* _Provided records_
☆ ☆ ☆

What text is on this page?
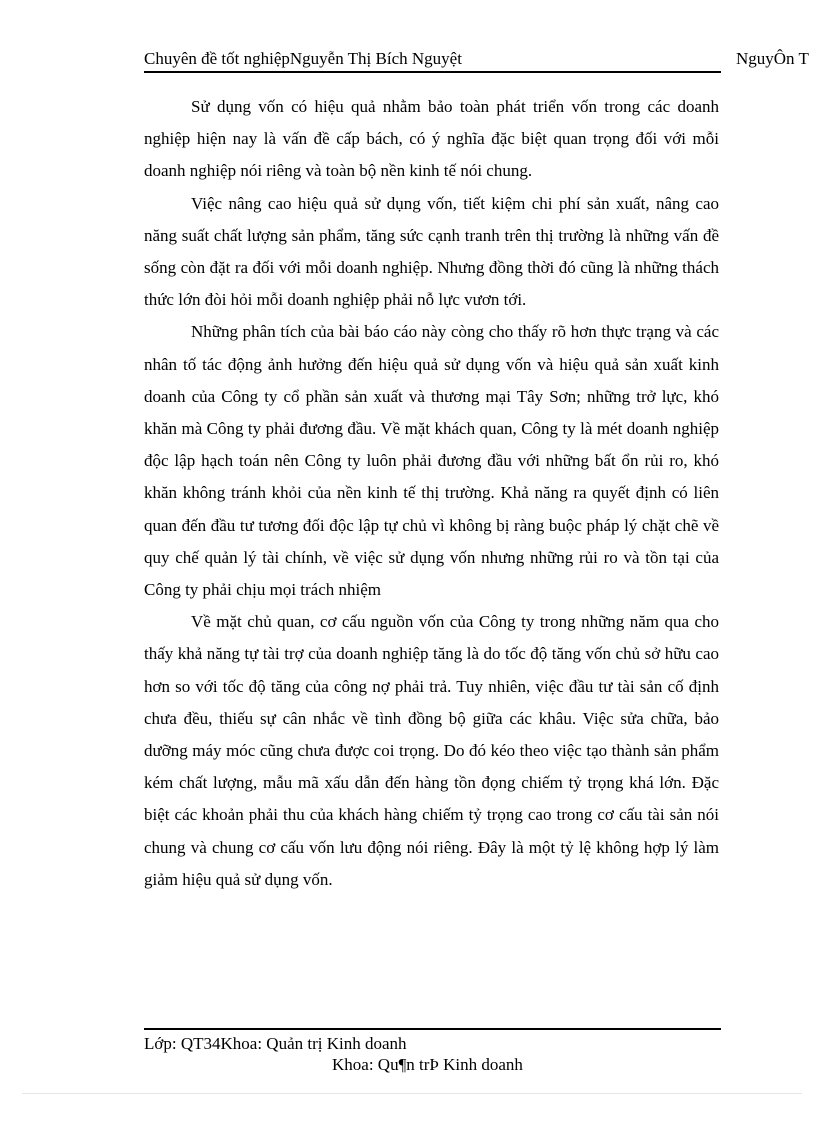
Chuyên đề tốt nghiệpNguyễn Thị Bích Nguyệt	NguyÔn T

Sử dụng vốn có hiệu quả nhằm bảo toàn phát triển vốn trong các doanh nghiệp hiện nay là vấn đề cấp bách, có ý nghĩa đặc biệt quan trọng đối với mỗi doanh nghiệp nói riêng và toàn bộ nền kinh tế nói chung.

Việc nâng cao hiệu quả sử dụng vốn, tiết kiệm chi phí sản xuất, nâng cao năng suất chất lượng sản phẩm, tăng sức cạnh tranh trên thị trường là những vấn đề sống còn đặt ra đối với mỗi doanh nghiệp. Nhưng đồng thời đó cũng là những thách thức lớn đòi hỏi mỗi doanh nghiệp phải nỗ lực vươn tới.

Những phân tích của bài báo cáo này còng cho thấy rõ hơn thực trạng và các nhân tố tác động ảnh hưởng đến hiệu quả sử dụng vốn và hiệu quả sản xuất kinh doanh của Công ty cổ phần sản xuất và thương mại Tây Sơn; những trở lực, khó khăn mà Công ty phải đương đầu. Về mặt khách quan, Công ty là mét doanh nghiệp độc lập hạch toán nên Công ty luôn phải đương đầu với những bất ổn rủi ro, khó khăn không tránh khỏi của nền kinh tế thị trường. Khả năng ra quyết định có liên quan đến đầu tư tương đối độc lập tự chủ vì không bị ràng buộc pháp lý chặt chẽ về quy chế quản lý tài chính, về việc sử dụng vốn nhưng những rủi ro và tồn tại của Công ty phải chịu mọi trách nhiệm

Về mặt chủ quan, cơ cấu nguồn vốn của Công ty trong những năm qua cho thấy khả năng tự tài trợ của doanh nghiệp tăng là do tốc độ tăng vốn chủ sở hữu cao hơn so với tốc độ tăng của công nợ phải trả. Tuy nhiên, việc đầu tư tài sản cố định chưa đều, thiếu sự cân nhắc về tình đồng bộ giữa các khâu. Việc sửa chữa, bảo dưỡng máy móc cũng chưa được coi trọng. Do đó kéo theo việc tạo thành sản phẩm kém chất lượng, mẫu mã xấu dẫn đến hàng tồn đọng chiếm tỷ trọng khá lớn. Đặc biệt các khoản phải thu của khách hàng chiếm tỷ trọng cao trong cơ cấu tài sản nói chung và chung cơ cấu vốn lưu động nói riêng. Đây là một tỷ lệ không hợp lý làm giảm hiệu quả sử dụng vốn.

Lớp: QT34Khoa: Quản trị Kinh doanh
Khoa: Qu¶n trÞ Kinh doanh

☆ ☆ ☆

* _What this task involves_
Which lines hold the word "năng"? Copy every one of them.

* _Written response_
Việc nâng cao hiệu quả sử dụng vốn, tiết kiệm chi phí sản xuất, nâng cao năng suất chất lượng sản phẩm, tăng sức cạnh tranh trên thị trường là những vấn đề sống còn đặt ra đối với mỗi doanh nghiệp. Nhưng đồng thời đó cũng là những thách thức lớn đòi hỏi mỗi doanh nghiệp phải nỗ lực vươn tới.
Những phân tích của bài báo cáo này còng cho thấy rõ hơn thực trạng và các nhân tố tác động ảnh hưởng đến hiệu quả sử dụng vốn và hiệu quả sản xuất kinh doanh của Công ty cổ phần sản xuất và thương mại Tây Sơn; những trở lực, khó khăn mà Công ty phải đương đầu. Về mặt khách quan, Công ty là mét doanh nghiệp độc lập hạch toán nên Công ty luôn phải đương đầu với những bất ổn rủi ro, khó khăn không tránh khỏi của nền kinh tế thị trường. Khả năng ra quyết định có liên quan đến đầu tư tương đối độc lập tự chủ vì không bị ràng buộc pháp lý chặt chẽ về quy chế quản lý tài chính, về việc sử dụng vốn nhưng những rủi ro và tồn tại của Công ty phải chịu mọi trách nhiệm
Về mặt chủ quan, cơ cấu nguồn vốn của Công ty trong những năm qua cho thấy khả năng tự tài trợ của doanh nghiệp tăng là do tốc độ tăng vốn chủ sở hữu cao hơn so với tốc độ tăng của công nợ phải trả. Tuy nhiên, việc đầu tư tài sản cố định chưa đều, thiếu sự cân nhắc về tình đồng bộ giữa các khâu. Việc sửa chữa, bảo dưỡng máy móc cũng chưa được coi trọng. Do đó kéo theo việc tạo thành sản phẩm kém chất lượng, mẫu mã xấu dẫn đến hàng tồn đọng chiếm tỷ trọng khá lớn. Đặc biệt các khoản phải thu của khách hàng chiếm tỷ trọng cao trong cơ cấu tài sản nói chung và chung cơ cấu vốn lưu động nói riêng. Đây là một tỷ lệ không hợp lý làm giảm hiệu quả sử dụng vốn.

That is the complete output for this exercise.